**Görevler**.
1. Verilen metne göre İmparator Qianlong, İparhan'ı kaç yıl boyunca beklemiştir?
2. Kayıtların başından "price-cell: 2.398: [512, 748, 572, 768]" ifadesini içeren satıra kadar olan satırları, her iki uç da dahil olmak üzere, hiçbir değişiklik yapmadan yazınız.

**Verilen Metin**.
::::

1948’e kadar Çin’de Xiangfei üzerine yazılan birçok eserde Chunbing Odasının Tarihi Zulüm Kayıtları kaynak olarak alınmıştır. 1948 yılında Yong Jiantong ( 水建彤 ) tarafından “İparhan” adında bir opera bestelenmiştir. Ancak burada betimlenen İparhan hikâyesi farklı bir boyuta ulaşmıştır. Eserde İparhan, Hoca Cihan ile evlendikten sonra Türkistan bayrağının önünde şarkı söyleyerek dans etmektedir. Hoca Cihan İsyanı’nı bastıran Qing güçleri ise Hoca Cihan’ı öldürerek İparhan’ı esir alırlar. İmparator Qianlong, İparhan ile evlenmek ister ancak İparhan kabul etmez. İmparator, sabırla on iki yıl boyunca İparhan’ı bekler. İparhan sonunda ancak Kaşgar bağımsız olursa onunla evlenmeyi kabul edeceğini söyler. İmparator Qianlong onun bu isteğini kabul ederek onu cariyesi olarak alır. Ancak İmparator, İparhan’a duyduğu büyük aşk ile İparhan’ı İmparatoriçe ilan etmek ister. Bunu duyan İmparatoriçe, İmparator’un ibadet için saraydan ayrılmasını fırsat bilerek İparhan’ı öldürtür.21
Çin Halk Cumhuriyeti kurulduktan sonra Xiangfei üzerine yazılan hikâyeler, efsaneyle orantılı bir şekilde yazılmış ve onu bir isyancı olarak tasvir etmiştir. Ancak 1976 yılından sonra İparhan üzerine yapılan yeni araştırmalar bu efsanenin aksi bir yaşam hikâyesini ortaya çıkarmıştır.

::::

**Kayıt Listesi**.
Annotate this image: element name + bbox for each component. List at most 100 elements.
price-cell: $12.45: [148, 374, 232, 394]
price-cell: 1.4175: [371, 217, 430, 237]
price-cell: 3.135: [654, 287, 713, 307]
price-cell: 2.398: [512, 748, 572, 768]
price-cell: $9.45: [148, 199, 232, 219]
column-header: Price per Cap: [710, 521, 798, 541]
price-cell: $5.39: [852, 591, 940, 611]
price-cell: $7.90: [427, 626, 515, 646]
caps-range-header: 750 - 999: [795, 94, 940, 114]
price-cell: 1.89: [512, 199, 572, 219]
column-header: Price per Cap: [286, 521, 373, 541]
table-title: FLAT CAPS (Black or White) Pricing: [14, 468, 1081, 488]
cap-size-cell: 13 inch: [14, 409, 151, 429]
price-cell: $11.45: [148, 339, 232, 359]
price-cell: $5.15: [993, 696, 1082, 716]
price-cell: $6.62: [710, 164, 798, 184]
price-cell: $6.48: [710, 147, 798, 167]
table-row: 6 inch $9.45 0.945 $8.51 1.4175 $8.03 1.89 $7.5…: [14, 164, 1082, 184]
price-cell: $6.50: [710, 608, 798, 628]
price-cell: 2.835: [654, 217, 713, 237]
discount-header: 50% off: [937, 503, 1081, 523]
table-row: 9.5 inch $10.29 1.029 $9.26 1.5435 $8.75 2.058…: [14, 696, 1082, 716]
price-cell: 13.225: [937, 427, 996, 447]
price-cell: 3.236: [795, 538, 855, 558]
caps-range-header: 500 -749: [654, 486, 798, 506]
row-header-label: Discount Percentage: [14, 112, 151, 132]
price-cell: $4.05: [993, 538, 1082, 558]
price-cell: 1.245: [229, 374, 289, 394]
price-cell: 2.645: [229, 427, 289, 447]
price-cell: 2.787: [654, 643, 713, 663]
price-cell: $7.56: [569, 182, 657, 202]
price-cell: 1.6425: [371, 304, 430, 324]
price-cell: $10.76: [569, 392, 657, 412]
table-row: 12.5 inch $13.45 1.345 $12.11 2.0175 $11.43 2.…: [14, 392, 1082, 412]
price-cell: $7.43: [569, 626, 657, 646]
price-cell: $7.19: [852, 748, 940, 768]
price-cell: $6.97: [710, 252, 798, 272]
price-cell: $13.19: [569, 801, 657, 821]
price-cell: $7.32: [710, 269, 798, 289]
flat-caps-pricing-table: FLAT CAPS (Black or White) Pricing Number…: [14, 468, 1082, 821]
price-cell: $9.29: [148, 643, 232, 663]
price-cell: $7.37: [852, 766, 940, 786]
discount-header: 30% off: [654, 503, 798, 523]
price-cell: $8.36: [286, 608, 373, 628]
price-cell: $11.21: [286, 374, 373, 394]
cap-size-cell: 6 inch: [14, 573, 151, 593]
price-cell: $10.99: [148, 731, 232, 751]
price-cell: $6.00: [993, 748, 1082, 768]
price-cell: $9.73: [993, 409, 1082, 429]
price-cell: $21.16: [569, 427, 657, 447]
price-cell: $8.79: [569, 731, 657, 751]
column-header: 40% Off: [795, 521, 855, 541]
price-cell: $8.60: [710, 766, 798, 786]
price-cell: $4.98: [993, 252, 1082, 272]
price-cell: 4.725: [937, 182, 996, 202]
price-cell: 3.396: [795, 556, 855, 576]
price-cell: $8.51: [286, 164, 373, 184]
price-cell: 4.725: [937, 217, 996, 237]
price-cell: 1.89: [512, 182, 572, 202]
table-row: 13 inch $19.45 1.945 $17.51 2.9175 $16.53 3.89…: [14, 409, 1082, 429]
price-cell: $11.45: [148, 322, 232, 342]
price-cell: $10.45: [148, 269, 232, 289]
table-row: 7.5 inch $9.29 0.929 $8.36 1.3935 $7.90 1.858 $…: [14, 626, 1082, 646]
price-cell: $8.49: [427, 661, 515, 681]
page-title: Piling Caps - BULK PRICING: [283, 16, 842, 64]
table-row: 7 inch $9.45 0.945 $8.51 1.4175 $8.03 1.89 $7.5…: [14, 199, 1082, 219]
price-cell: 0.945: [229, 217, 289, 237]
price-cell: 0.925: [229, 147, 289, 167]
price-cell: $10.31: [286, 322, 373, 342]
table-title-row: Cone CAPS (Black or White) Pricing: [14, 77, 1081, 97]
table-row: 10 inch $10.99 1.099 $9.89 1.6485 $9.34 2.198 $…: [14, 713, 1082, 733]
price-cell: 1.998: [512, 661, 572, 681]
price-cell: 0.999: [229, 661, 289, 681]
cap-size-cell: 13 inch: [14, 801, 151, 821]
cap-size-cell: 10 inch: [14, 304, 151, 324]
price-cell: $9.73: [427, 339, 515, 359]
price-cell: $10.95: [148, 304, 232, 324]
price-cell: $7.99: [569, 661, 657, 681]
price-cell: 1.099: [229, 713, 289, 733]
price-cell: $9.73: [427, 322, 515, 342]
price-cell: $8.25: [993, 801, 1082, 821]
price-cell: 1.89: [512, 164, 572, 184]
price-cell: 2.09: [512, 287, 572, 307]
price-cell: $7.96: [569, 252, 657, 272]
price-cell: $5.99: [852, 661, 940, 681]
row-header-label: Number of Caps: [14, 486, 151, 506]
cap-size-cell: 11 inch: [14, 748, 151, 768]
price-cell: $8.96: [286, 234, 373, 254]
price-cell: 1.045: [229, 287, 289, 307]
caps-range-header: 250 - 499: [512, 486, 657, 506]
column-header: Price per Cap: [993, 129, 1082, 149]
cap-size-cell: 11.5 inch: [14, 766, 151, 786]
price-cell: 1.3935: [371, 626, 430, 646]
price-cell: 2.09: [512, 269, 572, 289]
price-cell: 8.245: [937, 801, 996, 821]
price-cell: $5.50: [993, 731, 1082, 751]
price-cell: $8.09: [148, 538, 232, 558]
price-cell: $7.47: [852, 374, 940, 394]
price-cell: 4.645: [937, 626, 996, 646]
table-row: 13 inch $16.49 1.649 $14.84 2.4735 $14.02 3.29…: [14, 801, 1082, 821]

::::

**Görevlere Göre Çözümler**.
1. On iki yıl.

2.
Annotate this image: element name + bbox for each component. List at most 100 elements.
price-cell: $12.45: [148, 374, 232, 394]
price-cell: 1.4175: [371, 217, 430, 237]
price-cell: 3.135: [654, 287, 713, 307]
price-cell: 2.398: [512, 748, 572, 768]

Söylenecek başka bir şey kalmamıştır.